- [Directive] Within the records that follow, find every line containing the string "Give". Copy those lines.

--

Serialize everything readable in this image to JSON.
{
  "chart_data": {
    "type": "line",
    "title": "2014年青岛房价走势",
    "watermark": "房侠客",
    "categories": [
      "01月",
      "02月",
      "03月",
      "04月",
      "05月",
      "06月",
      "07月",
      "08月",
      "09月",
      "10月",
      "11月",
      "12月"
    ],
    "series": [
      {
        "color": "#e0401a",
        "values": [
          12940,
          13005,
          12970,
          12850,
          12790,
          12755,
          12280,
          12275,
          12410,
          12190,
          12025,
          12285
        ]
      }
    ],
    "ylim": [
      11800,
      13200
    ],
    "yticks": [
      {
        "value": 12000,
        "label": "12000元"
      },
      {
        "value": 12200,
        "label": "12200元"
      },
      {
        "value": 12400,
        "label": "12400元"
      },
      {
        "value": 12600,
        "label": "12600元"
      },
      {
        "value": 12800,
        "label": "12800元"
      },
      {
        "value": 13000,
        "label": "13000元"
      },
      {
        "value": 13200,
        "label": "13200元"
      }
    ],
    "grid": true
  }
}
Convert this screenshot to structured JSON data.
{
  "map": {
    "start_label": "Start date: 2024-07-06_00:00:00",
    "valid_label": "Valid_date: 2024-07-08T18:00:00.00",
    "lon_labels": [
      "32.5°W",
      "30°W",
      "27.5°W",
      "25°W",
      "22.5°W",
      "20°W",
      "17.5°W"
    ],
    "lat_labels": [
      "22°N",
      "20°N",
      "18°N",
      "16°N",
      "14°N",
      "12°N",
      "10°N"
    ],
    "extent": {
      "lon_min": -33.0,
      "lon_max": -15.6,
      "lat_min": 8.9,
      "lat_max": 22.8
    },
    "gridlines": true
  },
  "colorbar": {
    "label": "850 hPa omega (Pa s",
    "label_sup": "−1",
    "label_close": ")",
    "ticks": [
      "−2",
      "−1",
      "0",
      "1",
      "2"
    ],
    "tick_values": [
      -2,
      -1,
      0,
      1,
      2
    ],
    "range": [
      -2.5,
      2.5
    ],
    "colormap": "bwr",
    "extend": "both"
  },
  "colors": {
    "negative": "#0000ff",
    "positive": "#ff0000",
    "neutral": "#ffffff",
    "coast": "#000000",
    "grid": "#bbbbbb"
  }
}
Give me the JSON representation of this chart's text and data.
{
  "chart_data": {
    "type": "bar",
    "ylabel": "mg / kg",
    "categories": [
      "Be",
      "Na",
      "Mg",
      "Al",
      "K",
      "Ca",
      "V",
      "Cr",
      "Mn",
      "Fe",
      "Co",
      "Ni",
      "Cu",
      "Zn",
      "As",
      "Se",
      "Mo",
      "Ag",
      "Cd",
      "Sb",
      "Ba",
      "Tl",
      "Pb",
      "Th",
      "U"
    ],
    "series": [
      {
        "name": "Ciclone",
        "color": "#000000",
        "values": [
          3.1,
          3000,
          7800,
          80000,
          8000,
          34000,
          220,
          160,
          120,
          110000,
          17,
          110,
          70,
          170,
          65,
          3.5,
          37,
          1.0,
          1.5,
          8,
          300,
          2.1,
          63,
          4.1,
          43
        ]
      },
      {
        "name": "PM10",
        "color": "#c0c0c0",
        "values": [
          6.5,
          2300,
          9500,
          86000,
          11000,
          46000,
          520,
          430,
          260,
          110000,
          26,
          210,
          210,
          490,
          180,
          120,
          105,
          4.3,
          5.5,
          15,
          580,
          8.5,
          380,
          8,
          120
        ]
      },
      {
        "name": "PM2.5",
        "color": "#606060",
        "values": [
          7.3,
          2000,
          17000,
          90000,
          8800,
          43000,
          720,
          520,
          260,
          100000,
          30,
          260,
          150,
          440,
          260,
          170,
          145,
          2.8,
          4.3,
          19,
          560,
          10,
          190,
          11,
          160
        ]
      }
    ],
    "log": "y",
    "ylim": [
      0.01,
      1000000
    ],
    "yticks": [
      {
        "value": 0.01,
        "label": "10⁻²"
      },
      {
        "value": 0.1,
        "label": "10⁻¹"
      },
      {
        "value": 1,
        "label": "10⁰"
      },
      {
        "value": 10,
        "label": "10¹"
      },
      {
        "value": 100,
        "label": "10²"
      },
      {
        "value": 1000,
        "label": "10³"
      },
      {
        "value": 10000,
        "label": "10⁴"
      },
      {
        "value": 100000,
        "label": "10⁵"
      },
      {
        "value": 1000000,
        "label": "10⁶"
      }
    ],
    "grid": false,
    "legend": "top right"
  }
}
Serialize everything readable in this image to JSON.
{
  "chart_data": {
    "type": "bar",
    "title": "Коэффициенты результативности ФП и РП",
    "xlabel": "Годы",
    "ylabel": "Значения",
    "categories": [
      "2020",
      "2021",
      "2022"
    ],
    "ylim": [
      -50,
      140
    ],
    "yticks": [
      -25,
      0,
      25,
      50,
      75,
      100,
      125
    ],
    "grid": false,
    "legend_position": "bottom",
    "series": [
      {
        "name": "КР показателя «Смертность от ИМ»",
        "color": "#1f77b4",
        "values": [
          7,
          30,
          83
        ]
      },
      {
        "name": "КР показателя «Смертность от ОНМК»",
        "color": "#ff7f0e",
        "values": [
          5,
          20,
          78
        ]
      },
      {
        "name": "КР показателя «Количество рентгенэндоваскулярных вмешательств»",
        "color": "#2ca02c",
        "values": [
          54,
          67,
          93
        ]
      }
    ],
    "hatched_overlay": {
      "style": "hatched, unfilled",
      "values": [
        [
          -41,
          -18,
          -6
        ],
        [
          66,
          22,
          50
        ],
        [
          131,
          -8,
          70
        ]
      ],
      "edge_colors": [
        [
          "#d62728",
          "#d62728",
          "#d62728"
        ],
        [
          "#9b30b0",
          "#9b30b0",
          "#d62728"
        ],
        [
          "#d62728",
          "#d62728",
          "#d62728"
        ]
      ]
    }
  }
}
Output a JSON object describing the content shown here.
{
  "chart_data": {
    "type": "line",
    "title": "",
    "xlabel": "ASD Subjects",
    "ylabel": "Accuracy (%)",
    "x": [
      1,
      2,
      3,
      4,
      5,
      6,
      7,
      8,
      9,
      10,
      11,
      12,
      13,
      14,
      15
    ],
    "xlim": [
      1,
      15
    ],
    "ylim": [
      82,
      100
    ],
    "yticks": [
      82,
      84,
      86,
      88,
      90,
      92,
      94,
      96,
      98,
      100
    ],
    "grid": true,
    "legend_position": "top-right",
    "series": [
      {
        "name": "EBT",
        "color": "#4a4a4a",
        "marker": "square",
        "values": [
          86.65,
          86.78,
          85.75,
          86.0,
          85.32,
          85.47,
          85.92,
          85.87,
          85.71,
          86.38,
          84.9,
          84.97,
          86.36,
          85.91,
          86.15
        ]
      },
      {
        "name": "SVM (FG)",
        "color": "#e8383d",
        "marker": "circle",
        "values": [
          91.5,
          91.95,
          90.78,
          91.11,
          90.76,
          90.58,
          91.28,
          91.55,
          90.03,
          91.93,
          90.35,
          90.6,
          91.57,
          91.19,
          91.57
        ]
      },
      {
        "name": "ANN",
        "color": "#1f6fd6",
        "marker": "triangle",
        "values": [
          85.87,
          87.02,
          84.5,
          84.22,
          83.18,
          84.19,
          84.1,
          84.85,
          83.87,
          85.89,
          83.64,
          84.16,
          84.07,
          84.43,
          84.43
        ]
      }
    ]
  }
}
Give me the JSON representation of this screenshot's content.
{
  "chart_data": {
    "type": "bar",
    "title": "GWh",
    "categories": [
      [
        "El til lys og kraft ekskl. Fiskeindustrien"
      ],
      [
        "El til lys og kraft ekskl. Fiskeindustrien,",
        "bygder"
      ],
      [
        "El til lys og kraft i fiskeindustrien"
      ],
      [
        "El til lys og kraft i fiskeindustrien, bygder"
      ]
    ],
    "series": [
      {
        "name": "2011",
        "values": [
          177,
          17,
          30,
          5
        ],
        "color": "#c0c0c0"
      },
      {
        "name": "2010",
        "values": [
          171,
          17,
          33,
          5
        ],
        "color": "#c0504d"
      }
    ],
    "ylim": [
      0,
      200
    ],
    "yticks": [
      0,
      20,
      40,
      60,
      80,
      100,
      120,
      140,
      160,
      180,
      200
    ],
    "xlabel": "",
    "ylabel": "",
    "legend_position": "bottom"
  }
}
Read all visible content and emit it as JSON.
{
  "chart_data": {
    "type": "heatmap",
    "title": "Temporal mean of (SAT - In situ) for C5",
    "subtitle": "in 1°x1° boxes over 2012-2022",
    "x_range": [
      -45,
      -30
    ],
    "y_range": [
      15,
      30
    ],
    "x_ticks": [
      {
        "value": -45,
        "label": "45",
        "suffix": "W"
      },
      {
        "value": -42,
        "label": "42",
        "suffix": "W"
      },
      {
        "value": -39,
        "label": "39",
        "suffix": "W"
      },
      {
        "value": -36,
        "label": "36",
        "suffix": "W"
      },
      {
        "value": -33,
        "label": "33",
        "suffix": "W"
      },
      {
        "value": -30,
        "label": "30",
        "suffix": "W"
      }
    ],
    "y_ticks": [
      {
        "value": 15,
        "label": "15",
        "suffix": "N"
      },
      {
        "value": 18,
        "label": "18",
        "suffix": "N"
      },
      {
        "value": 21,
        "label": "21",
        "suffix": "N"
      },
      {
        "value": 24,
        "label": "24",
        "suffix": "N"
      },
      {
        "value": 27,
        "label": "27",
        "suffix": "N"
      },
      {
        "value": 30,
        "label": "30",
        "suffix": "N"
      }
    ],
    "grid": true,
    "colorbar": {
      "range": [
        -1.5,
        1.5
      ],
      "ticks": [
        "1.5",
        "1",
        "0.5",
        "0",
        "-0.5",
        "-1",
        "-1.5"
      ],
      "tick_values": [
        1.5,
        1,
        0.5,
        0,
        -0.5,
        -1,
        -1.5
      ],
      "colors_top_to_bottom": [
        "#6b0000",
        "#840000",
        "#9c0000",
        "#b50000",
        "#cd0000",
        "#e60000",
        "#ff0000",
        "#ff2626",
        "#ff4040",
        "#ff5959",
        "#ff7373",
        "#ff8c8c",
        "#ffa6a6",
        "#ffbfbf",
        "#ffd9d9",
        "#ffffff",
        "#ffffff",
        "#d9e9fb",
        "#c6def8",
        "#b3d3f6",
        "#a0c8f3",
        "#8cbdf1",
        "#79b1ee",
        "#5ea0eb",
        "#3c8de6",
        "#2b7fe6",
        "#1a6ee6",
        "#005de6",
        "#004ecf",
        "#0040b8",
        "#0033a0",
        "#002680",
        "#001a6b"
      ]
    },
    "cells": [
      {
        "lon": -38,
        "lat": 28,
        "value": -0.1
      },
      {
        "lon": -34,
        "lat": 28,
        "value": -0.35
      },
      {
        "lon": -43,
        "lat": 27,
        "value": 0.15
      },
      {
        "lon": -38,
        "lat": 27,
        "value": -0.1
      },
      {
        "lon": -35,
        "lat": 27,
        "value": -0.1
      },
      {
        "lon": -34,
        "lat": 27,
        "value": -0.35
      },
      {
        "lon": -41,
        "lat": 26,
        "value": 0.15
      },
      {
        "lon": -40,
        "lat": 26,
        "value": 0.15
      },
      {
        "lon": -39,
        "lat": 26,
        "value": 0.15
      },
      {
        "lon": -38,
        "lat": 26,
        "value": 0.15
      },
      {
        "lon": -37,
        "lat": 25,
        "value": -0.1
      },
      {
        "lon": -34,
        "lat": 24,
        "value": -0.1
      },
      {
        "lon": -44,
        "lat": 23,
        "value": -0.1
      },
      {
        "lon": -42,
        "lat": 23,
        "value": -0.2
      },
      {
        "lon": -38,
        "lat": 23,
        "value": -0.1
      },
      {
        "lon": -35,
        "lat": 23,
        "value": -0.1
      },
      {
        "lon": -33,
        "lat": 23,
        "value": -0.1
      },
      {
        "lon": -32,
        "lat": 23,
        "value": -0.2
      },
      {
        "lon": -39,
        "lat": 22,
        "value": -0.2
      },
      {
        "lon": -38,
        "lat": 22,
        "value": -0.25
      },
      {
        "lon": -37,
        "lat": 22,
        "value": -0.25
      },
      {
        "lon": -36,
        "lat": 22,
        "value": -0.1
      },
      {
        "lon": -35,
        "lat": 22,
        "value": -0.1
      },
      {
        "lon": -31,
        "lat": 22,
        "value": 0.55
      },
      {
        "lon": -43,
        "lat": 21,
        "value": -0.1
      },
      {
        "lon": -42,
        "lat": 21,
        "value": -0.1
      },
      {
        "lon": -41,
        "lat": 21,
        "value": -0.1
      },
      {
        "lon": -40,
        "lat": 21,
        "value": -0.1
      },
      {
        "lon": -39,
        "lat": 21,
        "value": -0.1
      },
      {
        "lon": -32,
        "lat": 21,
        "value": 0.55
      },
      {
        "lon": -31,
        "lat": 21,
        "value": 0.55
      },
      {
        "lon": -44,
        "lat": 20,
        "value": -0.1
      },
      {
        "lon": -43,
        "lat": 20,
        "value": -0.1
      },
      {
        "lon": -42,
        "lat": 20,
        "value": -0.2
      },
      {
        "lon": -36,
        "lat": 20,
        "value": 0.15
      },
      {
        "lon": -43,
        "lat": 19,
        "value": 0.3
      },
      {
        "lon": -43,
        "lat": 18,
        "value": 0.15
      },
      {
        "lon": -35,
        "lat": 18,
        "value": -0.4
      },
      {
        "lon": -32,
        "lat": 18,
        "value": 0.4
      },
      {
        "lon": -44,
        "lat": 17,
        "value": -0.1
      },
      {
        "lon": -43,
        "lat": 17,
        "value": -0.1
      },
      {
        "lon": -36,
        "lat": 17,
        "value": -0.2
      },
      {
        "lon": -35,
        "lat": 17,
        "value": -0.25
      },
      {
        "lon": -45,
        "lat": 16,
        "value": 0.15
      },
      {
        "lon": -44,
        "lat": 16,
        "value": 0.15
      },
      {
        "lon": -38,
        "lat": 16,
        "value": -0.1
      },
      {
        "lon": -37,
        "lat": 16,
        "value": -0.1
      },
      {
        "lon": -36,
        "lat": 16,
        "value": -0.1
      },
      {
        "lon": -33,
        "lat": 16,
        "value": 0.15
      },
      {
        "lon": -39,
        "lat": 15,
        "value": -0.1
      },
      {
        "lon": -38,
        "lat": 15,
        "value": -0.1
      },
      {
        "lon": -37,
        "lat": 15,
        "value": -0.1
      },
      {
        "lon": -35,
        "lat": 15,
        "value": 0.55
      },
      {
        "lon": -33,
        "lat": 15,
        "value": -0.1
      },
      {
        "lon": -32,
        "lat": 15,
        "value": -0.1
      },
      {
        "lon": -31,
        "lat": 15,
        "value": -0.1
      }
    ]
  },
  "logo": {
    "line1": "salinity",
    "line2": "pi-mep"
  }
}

--

- [Result of the task]
Give me the JSON representation of this chart's text and data.
Give me the JSON representation of this screenshot's content.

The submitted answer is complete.